Aim: Images excluded, repeat each entry below exactly.

Data excerpts:
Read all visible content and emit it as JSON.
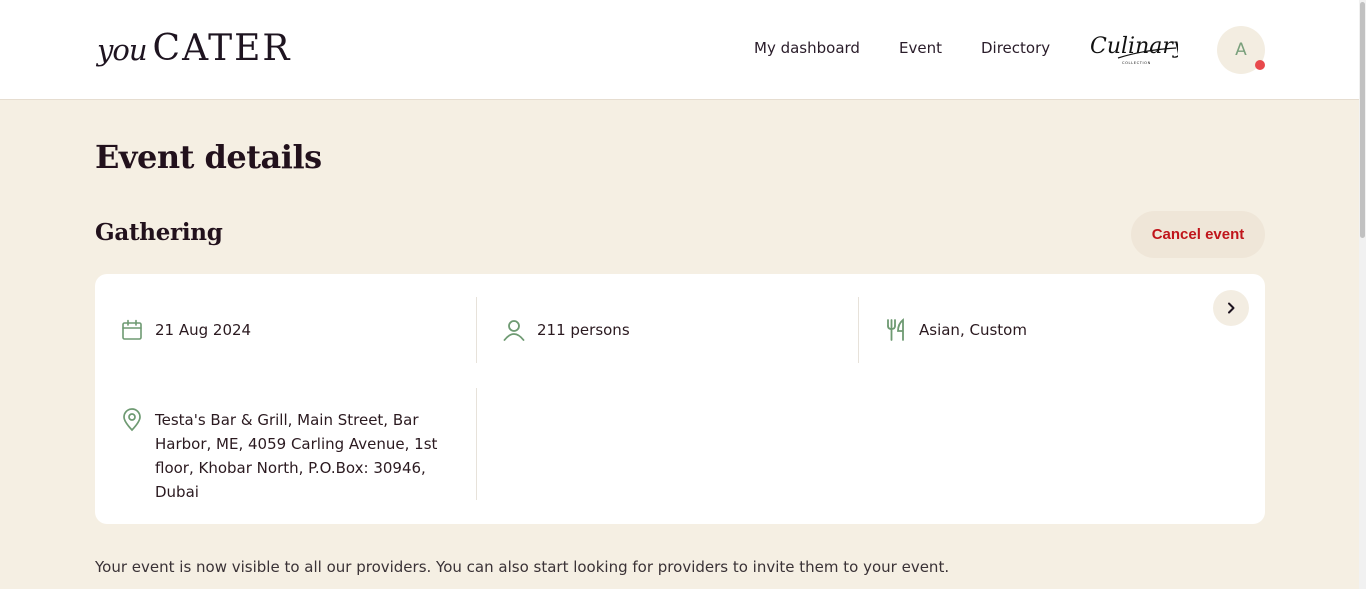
{
  "header": {
    "logo_prefix": "you",
    "logo_main": "CATER",
    "nav": {
      "dashboard": "My dashboard",
      "event": "Event",
      "directory": "Directory"
    },
    "partner_logo_text": "Culinary",
    "partner_logo_sub": "COLLECTION",
    "avatar_initial": "A"
  },
  "page": {
    "title": "Event details"
  },
  "event": {
    "name": "Gathering",
    "cancel_label": "Cancel event",
    "date": "21 Aug 2024",
    "guests": "211 persons",
    "cuisine": "Asian, Custom",
    "location": "Testa's Bar & Grill, Main Street, Bar Harbor, ME, 4059 Carling Avenue, 1st floor, Khobar North, P.O.Box: 30946, Dubai"
  },
  "info_message": "Your event is now visible to all our providers. You can also start looking for providers to invite them to your event.",
  "icons": {
    "date": "calendar-icon",
    "guests": "person-icon",
    "cuisine": "cutlery-icon",
    "location": "map-pin-icon",
    "expand": "chevron-right-icon"
  },
  "colors": {
    "background": "#f5efe3",
    "accent_green": "#6e9a72",
    "cancel_red": "#c0151b",
    "notification_dot": "#e8494c"
  }
}
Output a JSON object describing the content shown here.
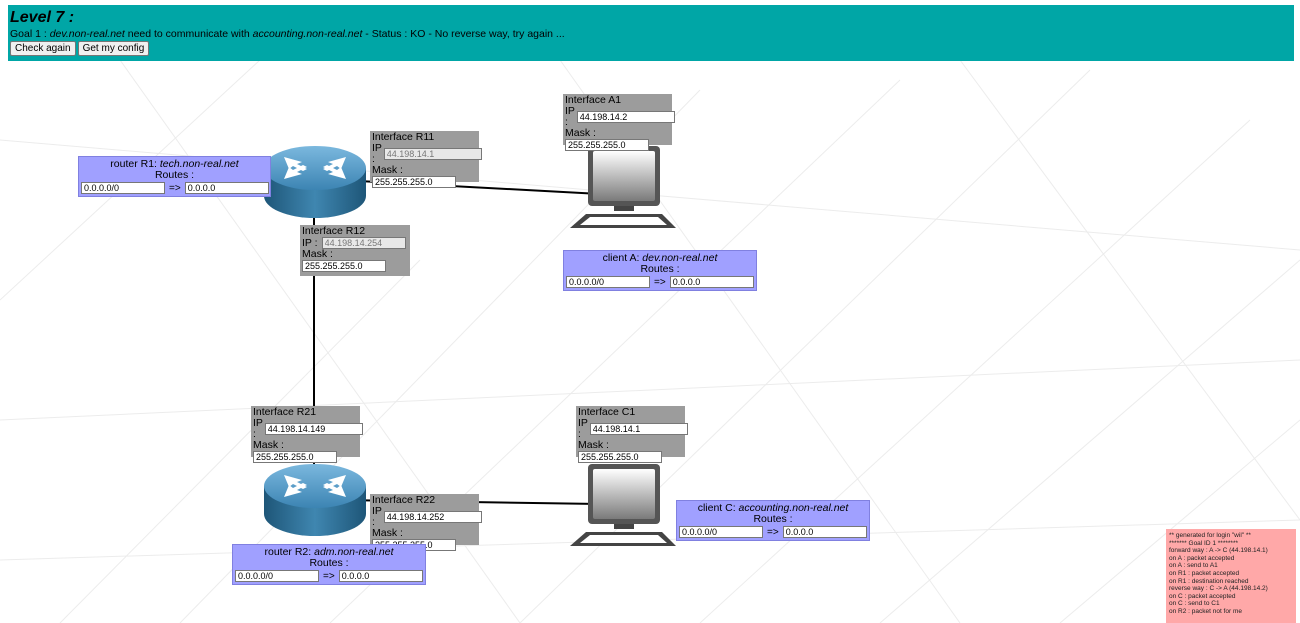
{
  "header": {
    "title": "Level 7 :",
    "goal_prefix": "Goal 1 : ",
    "goal_src": "dev.non-real.net",
    "goal_mid": " need to communicate with ",
    "goal_dst": "accounting.non-real.net",
    "goal_status": " - Status : KO - No reverse way, try again ...",
    "check_again_label": "Check again",
    "get_config_label": "Get my config"
  },
  "interfaces": {
    "r11": {
      "title": "Interface R11",
      "ip_label": "IP :",
      "ip": "44.198.14.1",
      "mask_label": "Mask :",
      "mask": "255.255.255.0"
    },
    "r12": {
      "title": "Interface R12",
      "ip_label": "IP :",
      "ip": "44.198.14.254",
      "mask_label": "Mask :",
      "mask": "255.255.255.0"
    },
    "a1": {
      "title": "Interface A1",
      "ip_label": "IP :",
      "ip": "44.198.14.2",
      "mask_label": "Mask :",
      "mask": "255.255.255.0"
    },
    "r21": {
      "title": "Interface R21",
      "ip_label": "IP :",
      "ip": "44.198.14.149",
      "mask_label": "Mask :",
      "mask": "255.255.255.0"
    },
    "r22": {
      "title": "Interface R22",
      "ip_label": "IP :",
      "ip": "44.198.14.252",
      "mask_label": "Mask :",
      "mask": "255.255.255.0"
    },
    "c1": {
      "title": "Interface C1",
      "ip_label": "IP :",
      "ip": "44.198.14.1",
      "mask_label": "Mask :",
      "mask": "255.255.255.0"
    }
  },
  "routes": {
    "r1": {
      "prefix": "router R1: ",
      "host": "tech.non-real.net",
      "label": "Routes :",
      "dest": "0.0.0.0/0",
      "arrow": "=>",
      "next_hop": "0.0.0.0"
    },
    "a": {
      "prefix": "client A: ",
      "host": "dev.non-real.net",
      "label": "Routes :",
      "dest": "0.0.0.0/0",
      "arrow": "=>",
      "next_hop": "0.0.0.0"
    },
    "r2": {
      "prefix": "router R2: ",
      "host": "adm.non-real.net",
      "label": "Routes :",
      "dest": "0.0.0.0/0",
      "arrow": "=>",
      "next_hop": "0.0.0.0"
    },
    "c": {
      "prefix": "client C: ",
      "host": "accounting.non-real.net",
      "label": "Routes :",
      "dest": "0.0.0.0/0",
      "arrow": "=>",
      "next_hop": "0.0.0.0"
    }
  },
  "log": [
    "** generated for login \"wil\" **",
    "******* Goal ID 1 ********",
    "forward way : A -> C (44.198.14.1)",
    "on A : packet accepted",
    "on A : send to A1",
    "on R1 : packet accepted",
    "on R1 : destination reached",
    "reverse way : C -> A (44.198.14.2)",
    "on C : packet accepted",
    "on C : send to C1",
    "on R2 : packet not for me"
  ],
  "colors": {
    "header_bg": "#00a6a6",
    "interface_bg": "#9c9c9c",
    "route_bg": "#a0a0ff",
    "log_bg": "#ffa8a8"
  },
  "icons": [
    "router-icon",
    "computer-icon"
  ]
}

The result:
Read all visible content and emit it as JSON.
{
  "header": {
    "logo_prefix": "you",
    "logo_main": "CATER",
    "nav": {
      "dashboard": "My dashboard",
      "event": "Event",
      "directory": "Directory"
    },
    "partner_logo_text": "Culinary",
    "partner_logo_sub": "COLLECTION",
    "avatar_initial": "A"
  },
  "page": {
    "title": "Event details"
  },
  "event": {
    "name": "Gathering",
    "cancel_label": "Cancel event",
    "date": "21 Aug 2024",
    "guests": "211 persons",
    "cuisine": "Asian, Custom",
    "location": "Testa's Bar & Grill, Main Street, Bar Harbor, ME, 4059 Carling Avenue, 1st floor, Khobar North, P.O.Box: 30946, Dubai"
  },
  "info_message": "Your event is now visible to all our providers. You can also start looking for providers to invite them to your event.",
  "icons": {
    "date": "calendar-icon",
    "guests": "person-icon",
    "cuisine": "cutlery-icon",
    "location": "map-pin-icon",
    "expand": "chevron-right-icon"
  },
  "colors": {
    "background": "#f5efe3",
    "accent_green": "#6e9a72",
    "cancel_red": "#c0151b",
    "notification_dot": "#e8494c"
  }
}
Output a JSON object describing the content shown here.
{
  "header": {
    "title": "Level 7 :",
    "goal_prefix": "Goal 1 : ",
    "goal_src": "dev.non-real.net",
    "goal_mid": " need to communicate with ",
    "goal_dst": "accounting.non-real.net",
    "goal_status": " - Status : KO - No reverse way, try again ...",
    "check_again_label": "Check again",
    "get_config_label": "Get my config"
  },
  "interfaces": {
    "r11": {
      "title": "Interface R11",
      "ip_label": "IP :",
      "ip": "44.198.14.1",
      "mask_label": "Mask :",
      "mask": "255.255.255.0"
    },
    "r12": {
      "title": "Interface R12",
      "ip_label": "IP :",
      "ip": "44.198.14.254",
      "mask_label": "Mask :",
      "mask": "255.255.255.0"
    },
    "a1": {
      "title": "Interface A1",
      "ip_label": "IP :",
      "ip": "44.198.14.2",
      "mask_label": "Mask :",
      "mask": "255.255.255.0"
    },
    "r21": {
      "title": "Interface R21",
      "ip_label": "IP :",
      "ip": "44.198.14.149",
      "mask_label": "Mask :",
      "mask": "255.255.255.0"
    },
    "r22": {
      "title": "Interface R22",
      "ip_label": "IP :",
      "ip": "44.198.14.252",
      "mask_label": "Mask :",
      "mask": "255.255.255.0"
    },
    "c1": {
      "title": "Interface C1",
      "ip_label": "IP :",
      "ip": "44.198.14.1",
      "mask_label": "Mask :",
      "mask": "255.255.255.0"
    }
  },
  "routes": {
    "r1": {
      "prefix": "router R1: ",
      "host": "tech.non-real.net",
      "label": "Routes :",
      "dest": "0.0.0.0/0",
      "arrow": "=>",
      "next_hop": "0.0.0.0"
    },
    "a": {
      "prefix": "client A: ",
      "host": "dev.non-real.net",
      "label": "Routes :",
      "dest": "0.0.0.0/0",
      "arrow": "=>",
      "next_hop": "0.0.0.0"
    },
    "r2": {
      "prefix": "router R2: ",
      "host": "adm.non-real.net",
      "label": "Routes :",
      "dest": "0.0.0.0/0",
      "arrow": "=>",
      "next_hop": "0.0.0.0"
    },
    "c": {
      "prefix": "client C: ",
      "host": "accounting.non-real.net",
      "label": "Routes :",
      "dest": "0.0.0.0/0",
      "arrow": "=>",
      "next_hop": "0.0.0.0"
    }
  },
  "log": [
    "** generated for login \"wil\" **",
    "******* Goal ID 1 ********",
    "forward way : A -> C (44.198.14.1)",
    "on A : packet accepted",
    "on A : send to A1",
    "on R1 : packet accepted",
    "on R1 : destination reached",
    "reverse way : C -> A (44.198.14.2)",
    "on C : packet accepted",
    "on C : send to C1",
    "on R2 : packet not for me"
  ],
  "colors": {
    "header_bg": "#00a6a6",
    "interface_bg": "#9c9c9c",
    "route_bg": "#a0a0ff",
    "log_bg": "#ffa8a8"
  },
  "icons": [
    "router-icon",
    "computer-icon"
  ]
}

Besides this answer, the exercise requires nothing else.